- **Dataset items**
## START

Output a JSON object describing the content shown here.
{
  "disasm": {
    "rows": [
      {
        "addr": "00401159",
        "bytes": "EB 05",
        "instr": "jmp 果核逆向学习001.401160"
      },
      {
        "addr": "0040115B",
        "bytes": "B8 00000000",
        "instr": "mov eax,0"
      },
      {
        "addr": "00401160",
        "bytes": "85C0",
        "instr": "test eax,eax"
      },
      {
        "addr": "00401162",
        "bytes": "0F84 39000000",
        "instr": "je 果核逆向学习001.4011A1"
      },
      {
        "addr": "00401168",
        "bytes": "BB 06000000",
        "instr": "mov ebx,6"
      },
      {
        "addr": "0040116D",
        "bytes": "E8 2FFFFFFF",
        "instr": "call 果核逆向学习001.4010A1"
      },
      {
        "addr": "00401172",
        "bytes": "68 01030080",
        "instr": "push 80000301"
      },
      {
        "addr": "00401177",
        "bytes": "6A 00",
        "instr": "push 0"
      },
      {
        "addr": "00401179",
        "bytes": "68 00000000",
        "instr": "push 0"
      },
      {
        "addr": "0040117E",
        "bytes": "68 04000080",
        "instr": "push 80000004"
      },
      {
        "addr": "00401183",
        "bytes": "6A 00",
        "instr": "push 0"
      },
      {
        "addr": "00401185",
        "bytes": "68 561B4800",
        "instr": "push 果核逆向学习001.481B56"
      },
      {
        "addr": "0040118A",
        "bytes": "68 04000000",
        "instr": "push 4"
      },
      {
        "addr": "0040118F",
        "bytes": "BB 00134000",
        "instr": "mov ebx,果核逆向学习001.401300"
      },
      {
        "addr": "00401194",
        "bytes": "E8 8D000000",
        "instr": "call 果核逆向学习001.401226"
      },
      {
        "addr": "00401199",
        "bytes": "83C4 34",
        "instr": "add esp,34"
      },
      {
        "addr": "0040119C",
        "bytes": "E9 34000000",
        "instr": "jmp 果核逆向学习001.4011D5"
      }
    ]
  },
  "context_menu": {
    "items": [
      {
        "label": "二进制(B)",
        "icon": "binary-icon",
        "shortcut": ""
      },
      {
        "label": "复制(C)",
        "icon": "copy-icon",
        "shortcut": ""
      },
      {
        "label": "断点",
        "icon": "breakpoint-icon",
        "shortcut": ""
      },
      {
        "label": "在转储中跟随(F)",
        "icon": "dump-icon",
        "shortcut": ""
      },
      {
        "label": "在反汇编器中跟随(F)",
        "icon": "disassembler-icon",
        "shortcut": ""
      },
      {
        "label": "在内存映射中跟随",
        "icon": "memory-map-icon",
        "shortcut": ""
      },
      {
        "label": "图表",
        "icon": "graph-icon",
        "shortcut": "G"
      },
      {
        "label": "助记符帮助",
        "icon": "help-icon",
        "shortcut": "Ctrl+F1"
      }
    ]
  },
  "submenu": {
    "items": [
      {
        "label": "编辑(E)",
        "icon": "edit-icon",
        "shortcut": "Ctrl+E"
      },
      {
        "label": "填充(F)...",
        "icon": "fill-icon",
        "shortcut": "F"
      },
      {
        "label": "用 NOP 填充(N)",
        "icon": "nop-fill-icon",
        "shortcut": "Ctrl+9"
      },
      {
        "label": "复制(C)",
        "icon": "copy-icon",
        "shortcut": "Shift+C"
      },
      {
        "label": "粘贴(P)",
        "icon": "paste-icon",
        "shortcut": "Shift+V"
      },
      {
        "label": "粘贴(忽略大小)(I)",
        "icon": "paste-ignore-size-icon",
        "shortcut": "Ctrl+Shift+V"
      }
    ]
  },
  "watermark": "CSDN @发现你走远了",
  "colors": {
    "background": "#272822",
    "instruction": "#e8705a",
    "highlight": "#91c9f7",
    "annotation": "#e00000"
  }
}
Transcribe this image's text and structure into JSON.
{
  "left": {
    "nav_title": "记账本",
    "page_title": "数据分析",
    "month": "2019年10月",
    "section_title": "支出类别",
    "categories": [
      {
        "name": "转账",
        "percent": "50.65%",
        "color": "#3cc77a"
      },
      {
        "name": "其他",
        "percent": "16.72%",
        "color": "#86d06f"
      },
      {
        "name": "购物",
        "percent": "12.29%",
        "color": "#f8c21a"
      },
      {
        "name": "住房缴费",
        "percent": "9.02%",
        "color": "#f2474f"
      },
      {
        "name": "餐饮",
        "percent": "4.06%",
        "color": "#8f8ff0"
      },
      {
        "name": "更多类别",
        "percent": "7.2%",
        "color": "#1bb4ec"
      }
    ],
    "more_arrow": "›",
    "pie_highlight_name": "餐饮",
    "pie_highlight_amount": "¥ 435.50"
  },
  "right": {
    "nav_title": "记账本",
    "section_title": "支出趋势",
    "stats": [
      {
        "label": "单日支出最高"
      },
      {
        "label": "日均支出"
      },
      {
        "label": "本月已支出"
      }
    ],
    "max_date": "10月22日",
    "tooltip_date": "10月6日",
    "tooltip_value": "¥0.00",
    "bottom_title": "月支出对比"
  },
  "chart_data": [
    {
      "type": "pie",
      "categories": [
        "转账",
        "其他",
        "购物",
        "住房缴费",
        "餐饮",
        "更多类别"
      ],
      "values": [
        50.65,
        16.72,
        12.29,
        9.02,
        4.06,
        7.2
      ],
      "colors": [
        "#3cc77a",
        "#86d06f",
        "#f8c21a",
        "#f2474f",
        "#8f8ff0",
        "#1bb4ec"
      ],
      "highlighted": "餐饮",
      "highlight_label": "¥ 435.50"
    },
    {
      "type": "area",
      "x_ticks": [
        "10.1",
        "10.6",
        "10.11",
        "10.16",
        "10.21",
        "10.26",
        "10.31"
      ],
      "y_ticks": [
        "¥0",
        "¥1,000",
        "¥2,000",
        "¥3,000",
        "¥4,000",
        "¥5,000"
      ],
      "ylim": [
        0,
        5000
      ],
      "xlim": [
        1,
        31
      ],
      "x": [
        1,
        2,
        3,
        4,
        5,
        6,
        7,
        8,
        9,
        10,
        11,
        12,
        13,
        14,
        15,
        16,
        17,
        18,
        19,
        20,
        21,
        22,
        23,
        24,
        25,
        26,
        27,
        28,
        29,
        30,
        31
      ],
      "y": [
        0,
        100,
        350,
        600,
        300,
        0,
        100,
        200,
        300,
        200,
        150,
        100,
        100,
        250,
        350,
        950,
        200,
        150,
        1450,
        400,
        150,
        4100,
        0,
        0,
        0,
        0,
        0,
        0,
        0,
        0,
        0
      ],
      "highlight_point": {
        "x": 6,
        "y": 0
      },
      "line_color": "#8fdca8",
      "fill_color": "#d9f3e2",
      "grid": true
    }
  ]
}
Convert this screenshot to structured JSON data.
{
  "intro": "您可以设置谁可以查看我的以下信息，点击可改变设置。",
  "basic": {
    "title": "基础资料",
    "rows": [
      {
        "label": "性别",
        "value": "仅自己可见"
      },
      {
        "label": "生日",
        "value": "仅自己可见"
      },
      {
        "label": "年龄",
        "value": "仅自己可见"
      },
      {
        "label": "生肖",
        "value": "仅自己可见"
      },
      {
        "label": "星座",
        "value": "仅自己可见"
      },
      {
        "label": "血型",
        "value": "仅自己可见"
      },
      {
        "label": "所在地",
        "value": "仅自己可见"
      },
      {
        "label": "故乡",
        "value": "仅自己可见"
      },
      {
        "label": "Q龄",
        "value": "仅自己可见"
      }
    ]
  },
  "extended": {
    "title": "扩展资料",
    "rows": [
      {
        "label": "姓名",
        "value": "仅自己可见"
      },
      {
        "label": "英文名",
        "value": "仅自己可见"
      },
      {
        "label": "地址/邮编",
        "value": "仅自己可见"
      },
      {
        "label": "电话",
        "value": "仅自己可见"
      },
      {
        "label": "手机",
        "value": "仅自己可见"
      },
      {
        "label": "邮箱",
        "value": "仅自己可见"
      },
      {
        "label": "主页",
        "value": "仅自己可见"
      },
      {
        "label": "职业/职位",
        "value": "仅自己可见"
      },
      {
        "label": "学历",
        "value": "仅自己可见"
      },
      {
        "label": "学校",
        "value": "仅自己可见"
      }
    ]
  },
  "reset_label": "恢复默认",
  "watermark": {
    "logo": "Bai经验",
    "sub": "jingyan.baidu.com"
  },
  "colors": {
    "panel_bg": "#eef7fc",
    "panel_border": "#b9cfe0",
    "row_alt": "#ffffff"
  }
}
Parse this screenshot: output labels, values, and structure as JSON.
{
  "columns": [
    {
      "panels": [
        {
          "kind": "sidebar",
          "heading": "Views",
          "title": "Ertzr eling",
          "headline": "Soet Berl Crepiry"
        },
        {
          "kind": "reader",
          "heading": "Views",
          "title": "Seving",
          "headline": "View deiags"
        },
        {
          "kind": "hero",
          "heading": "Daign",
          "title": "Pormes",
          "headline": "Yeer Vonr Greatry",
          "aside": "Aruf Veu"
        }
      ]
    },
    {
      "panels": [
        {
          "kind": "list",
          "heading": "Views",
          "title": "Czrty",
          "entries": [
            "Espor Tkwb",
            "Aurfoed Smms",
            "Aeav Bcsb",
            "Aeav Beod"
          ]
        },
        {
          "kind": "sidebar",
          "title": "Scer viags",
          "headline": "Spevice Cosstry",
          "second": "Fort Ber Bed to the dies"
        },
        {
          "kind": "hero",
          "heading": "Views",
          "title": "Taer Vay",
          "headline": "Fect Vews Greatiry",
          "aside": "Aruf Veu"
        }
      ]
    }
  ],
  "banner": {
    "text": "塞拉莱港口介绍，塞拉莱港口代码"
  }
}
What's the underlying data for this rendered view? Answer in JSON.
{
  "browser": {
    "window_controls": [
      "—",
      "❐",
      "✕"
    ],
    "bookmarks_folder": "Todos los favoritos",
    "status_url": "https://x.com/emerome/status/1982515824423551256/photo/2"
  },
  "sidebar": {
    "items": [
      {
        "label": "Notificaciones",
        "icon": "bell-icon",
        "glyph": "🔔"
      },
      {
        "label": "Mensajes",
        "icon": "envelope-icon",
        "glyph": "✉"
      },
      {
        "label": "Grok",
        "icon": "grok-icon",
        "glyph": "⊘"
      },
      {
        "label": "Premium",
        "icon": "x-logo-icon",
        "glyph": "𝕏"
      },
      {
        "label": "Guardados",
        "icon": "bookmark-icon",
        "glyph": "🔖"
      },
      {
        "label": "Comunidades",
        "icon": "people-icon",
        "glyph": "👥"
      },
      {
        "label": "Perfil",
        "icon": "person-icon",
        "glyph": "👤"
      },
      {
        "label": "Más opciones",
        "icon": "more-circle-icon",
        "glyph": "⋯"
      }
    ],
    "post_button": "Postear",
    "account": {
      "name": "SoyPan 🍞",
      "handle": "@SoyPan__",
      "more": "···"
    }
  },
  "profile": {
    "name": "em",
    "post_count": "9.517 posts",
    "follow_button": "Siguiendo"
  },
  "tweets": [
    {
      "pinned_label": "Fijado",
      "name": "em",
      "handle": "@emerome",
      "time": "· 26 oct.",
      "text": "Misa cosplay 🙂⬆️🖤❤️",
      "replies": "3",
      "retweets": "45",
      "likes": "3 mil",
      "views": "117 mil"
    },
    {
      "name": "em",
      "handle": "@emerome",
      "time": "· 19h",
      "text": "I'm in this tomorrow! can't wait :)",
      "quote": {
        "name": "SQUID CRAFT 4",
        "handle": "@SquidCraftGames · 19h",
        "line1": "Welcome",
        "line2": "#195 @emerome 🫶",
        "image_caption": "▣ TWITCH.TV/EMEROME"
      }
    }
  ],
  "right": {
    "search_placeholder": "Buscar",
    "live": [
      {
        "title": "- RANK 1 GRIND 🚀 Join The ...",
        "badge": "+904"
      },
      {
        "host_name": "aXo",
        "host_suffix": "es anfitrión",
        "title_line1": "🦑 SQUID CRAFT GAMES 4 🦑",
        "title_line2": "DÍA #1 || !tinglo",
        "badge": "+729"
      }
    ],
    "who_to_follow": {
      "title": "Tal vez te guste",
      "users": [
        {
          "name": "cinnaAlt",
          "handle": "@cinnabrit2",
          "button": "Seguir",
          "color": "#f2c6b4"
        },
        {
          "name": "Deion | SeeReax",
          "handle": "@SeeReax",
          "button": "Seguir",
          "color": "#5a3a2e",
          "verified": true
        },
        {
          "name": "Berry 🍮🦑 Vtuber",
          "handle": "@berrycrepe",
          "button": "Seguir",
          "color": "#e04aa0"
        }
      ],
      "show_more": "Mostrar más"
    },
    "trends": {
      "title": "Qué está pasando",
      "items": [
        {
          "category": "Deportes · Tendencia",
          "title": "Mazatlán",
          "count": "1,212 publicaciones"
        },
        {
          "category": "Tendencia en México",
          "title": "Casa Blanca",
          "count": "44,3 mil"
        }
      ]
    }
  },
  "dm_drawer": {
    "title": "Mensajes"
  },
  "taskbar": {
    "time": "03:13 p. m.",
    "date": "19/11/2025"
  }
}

## END

The answer is a single number: how many lines include the word "Ctrl"?

4